%%

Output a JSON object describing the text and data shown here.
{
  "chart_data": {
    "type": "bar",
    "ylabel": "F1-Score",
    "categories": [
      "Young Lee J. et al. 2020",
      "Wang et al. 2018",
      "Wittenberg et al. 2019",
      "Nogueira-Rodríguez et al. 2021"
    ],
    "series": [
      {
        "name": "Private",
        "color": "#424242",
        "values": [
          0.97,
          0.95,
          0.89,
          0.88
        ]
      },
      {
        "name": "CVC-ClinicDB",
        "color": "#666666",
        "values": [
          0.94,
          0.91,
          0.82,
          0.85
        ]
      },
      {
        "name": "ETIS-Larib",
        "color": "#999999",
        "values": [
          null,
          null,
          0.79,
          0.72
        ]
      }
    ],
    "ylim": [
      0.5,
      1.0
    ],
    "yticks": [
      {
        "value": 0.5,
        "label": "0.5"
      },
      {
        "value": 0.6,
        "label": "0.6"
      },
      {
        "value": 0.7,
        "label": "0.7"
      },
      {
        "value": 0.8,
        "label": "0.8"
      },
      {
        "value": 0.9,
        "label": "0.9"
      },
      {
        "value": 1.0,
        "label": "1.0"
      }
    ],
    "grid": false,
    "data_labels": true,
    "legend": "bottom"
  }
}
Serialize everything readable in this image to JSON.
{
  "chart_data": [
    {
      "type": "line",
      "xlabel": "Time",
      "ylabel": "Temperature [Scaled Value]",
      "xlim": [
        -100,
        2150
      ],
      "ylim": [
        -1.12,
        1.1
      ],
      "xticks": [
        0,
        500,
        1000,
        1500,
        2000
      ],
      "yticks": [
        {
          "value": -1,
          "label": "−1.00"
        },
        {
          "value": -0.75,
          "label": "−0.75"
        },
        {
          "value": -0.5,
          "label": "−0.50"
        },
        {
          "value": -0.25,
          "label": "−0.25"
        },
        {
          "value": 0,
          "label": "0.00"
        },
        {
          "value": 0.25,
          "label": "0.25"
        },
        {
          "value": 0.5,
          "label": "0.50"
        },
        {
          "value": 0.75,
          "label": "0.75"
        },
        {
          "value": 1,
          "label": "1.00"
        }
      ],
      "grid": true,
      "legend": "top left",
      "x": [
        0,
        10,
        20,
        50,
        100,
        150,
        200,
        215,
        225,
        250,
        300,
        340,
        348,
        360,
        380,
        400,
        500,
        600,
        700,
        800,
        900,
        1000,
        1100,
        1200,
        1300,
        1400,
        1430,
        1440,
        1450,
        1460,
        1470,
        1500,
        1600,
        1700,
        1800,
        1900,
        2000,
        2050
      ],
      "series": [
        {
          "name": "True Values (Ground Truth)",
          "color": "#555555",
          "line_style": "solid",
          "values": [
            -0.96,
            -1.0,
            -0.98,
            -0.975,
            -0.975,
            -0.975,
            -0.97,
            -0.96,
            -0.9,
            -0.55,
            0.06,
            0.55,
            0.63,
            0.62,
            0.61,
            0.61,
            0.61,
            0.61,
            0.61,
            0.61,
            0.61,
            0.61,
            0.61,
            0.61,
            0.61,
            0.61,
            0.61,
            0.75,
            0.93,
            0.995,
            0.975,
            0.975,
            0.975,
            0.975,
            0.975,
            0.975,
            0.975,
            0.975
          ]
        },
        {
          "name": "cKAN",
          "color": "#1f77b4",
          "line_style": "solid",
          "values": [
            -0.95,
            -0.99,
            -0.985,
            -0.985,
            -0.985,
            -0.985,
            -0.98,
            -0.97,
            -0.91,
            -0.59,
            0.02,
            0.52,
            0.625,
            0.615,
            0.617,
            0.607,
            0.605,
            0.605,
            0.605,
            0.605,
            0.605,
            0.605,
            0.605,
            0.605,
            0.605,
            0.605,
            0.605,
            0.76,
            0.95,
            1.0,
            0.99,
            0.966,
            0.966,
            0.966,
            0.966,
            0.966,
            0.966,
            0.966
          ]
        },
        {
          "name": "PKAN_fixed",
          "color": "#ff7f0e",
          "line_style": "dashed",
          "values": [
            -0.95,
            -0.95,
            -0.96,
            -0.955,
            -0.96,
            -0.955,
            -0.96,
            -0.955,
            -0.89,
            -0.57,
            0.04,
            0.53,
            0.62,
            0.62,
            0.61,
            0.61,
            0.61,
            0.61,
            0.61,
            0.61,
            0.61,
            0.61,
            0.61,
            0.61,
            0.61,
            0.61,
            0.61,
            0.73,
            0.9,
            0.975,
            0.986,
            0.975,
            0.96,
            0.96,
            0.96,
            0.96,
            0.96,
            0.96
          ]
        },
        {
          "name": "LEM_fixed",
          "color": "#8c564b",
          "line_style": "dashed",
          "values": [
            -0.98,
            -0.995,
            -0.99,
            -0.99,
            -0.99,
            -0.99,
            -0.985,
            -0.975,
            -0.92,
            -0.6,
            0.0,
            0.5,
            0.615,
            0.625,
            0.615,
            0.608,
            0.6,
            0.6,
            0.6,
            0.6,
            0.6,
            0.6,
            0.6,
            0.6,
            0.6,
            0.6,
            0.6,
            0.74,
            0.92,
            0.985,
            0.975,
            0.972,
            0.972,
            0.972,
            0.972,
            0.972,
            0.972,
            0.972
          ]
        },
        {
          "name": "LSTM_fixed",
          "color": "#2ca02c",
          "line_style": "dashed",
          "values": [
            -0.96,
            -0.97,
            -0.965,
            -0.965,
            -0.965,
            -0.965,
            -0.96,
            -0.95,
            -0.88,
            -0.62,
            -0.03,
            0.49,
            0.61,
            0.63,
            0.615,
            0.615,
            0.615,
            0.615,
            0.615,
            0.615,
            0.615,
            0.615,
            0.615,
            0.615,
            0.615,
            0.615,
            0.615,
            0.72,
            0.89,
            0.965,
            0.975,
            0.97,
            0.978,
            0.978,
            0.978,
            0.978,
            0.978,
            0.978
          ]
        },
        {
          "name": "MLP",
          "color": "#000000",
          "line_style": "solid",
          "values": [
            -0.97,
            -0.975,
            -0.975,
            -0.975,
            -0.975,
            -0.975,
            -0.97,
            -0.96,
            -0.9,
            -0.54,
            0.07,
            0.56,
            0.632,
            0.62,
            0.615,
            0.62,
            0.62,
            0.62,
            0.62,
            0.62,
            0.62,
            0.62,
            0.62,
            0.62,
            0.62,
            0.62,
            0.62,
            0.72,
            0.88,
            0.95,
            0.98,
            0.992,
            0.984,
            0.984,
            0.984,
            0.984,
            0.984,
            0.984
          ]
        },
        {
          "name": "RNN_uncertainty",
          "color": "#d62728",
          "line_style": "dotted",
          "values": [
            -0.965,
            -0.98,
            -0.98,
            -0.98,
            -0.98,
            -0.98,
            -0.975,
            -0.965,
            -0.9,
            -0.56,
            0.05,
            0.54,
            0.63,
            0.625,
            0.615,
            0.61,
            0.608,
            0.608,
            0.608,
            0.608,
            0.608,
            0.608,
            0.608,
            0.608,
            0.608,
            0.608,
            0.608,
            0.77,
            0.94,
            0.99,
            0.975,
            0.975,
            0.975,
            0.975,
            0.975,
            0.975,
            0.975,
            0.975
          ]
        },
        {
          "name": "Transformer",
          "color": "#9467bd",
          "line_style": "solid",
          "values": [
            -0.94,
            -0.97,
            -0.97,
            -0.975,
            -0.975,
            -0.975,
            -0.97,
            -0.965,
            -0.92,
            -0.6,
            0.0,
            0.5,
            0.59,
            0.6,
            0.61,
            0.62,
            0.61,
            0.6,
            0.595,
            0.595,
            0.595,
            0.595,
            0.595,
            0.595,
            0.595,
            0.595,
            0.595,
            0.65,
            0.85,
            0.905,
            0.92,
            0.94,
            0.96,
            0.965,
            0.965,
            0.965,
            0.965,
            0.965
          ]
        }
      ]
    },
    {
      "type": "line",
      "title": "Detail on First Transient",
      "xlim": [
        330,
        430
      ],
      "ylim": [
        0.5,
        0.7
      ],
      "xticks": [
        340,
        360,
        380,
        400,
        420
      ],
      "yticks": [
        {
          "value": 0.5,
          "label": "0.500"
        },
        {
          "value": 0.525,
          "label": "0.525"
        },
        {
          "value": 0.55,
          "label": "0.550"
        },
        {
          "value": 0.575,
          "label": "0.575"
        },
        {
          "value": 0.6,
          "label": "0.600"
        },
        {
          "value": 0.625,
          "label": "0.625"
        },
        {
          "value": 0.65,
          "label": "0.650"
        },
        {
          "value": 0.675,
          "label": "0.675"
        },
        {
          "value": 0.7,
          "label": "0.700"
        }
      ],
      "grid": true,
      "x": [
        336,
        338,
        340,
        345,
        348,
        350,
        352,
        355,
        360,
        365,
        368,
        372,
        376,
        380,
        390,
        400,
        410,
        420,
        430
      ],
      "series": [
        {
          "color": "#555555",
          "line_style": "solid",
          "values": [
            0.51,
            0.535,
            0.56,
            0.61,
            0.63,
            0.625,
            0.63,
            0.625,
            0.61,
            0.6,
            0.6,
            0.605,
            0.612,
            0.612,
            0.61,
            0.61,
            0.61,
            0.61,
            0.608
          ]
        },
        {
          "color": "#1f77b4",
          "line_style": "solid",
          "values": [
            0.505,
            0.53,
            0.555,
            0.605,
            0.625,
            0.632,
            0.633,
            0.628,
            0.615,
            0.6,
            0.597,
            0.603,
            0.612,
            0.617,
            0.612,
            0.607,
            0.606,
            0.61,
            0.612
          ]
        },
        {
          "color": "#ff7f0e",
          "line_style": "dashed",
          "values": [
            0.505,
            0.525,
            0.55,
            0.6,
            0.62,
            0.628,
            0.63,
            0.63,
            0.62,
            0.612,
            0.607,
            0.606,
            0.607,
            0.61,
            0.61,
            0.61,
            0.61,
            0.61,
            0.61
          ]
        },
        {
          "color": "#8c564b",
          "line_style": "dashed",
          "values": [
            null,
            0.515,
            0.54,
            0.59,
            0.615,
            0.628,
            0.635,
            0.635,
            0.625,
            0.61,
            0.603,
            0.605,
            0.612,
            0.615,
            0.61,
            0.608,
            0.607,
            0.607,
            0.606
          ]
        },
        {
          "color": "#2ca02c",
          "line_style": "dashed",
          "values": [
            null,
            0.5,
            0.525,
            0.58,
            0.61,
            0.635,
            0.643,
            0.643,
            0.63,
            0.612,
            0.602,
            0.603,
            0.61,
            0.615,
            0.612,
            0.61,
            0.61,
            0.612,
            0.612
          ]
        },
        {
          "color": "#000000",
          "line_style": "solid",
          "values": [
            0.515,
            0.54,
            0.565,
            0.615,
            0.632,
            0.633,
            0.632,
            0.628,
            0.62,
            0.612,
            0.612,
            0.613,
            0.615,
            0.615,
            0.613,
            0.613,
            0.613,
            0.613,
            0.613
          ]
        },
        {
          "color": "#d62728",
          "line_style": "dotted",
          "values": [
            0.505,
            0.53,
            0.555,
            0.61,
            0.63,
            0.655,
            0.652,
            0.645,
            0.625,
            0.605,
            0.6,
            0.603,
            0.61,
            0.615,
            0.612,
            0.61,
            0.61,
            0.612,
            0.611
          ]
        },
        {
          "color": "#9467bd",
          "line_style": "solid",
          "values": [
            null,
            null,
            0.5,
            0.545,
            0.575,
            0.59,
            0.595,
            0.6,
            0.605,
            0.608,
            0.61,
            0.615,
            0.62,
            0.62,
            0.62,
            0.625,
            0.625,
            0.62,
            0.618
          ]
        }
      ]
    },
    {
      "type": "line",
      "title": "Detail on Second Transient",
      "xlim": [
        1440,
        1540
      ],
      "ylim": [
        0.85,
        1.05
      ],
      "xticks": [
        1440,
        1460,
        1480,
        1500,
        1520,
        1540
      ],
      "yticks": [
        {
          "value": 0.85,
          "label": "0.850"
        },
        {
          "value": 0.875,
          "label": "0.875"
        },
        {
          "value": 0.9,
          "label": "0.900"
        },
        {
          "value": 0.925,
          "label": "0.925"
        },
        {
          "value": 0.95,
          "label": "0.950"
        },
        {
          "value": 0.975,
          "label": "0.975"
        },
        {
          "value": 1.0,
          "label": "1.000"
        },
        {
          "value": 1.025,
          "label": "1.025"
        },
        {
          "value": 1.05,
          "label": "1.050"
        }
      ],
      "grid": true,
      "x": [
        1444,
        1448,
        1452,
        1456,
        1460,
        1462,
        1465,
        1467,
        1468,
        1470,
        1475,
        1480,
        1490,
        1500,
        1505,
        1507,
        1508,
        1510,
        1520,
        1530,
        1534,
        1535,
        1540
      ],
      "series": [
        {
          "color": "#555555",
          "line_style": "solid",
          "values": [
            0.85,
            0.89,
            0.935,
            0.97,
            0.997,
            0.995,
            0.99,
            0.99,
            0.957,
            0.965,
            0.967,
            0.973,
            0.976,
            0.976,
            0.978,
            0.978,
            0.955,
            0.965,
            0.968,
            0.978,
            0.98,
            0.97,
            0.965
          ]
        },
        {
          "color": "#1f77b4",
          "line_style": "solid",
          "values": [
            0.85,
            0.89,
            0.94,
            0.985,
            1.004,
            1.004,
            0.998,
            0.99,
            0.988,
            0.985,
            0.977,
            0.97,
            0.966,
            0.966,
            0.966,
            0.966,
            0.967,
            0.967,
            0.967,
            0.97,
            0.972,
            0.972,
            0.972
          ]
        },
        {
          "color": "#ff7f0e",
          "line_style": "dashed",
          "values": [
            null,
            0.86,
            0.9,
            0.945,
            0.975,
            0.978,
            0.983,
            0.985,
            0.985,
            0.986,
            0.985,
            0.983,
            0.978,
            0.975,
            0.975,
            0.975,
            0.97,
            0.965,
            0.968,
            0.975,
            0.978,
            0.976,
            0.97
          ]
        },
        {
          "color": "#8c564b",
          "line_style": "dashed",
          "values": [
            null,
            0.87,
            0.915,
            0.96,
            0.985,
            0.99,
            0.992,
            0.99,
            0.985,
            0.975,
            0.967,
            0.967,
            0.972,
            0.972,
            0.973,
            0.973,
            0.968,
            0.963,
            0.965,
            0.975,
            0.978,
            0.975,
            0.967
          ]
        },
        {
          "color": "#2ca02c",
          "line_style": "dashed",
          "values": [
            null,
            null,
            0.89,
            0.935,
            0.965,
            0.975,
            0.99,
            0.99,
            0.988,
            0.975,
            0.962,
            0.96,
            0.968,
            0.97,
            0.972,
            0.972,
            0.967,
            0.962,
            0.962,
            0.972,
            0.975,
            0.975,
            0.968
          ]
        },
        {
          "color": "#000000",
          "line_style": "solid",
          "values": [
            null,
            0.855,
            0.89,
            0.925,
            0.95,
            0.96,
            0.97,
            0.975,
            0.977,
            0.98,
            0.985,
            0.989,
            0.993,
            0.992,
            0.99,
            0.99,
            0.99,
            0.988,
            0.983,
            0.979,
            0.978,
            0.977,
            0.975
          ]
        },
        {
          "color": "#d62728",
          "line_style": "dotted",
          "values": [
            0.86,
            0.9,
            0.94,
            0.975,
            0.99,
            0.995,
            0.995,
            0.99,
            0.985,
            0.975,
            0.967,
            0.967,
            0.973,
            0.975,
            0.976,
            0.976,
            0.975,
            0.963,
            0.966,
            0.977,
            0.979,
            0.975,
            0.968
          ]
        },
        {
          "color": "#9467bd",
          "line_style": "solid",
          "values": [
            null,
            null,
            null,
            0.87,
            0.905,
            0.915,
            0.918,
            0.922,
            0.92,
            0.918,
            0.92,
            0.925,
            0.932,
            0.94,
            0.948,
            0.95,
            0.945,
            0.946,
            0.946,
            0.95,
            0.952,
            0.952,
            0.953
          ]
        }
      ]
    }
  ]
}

%%

Collect each line holding the string "name".

        "name": "Private",
        "name": "CVC-ClinicDB",
        "name": "ETIS-Larib",
          "name": "True Values (Ground Truth)",
          "name": "cKAN",
          "name": "PKAN_fixed",
          "name": "LEM_fixed",
          "name": "LSTM_fixed",
          "name": "MLP",
          "name": "RNN_uncertainty",
          "name": "Transformer",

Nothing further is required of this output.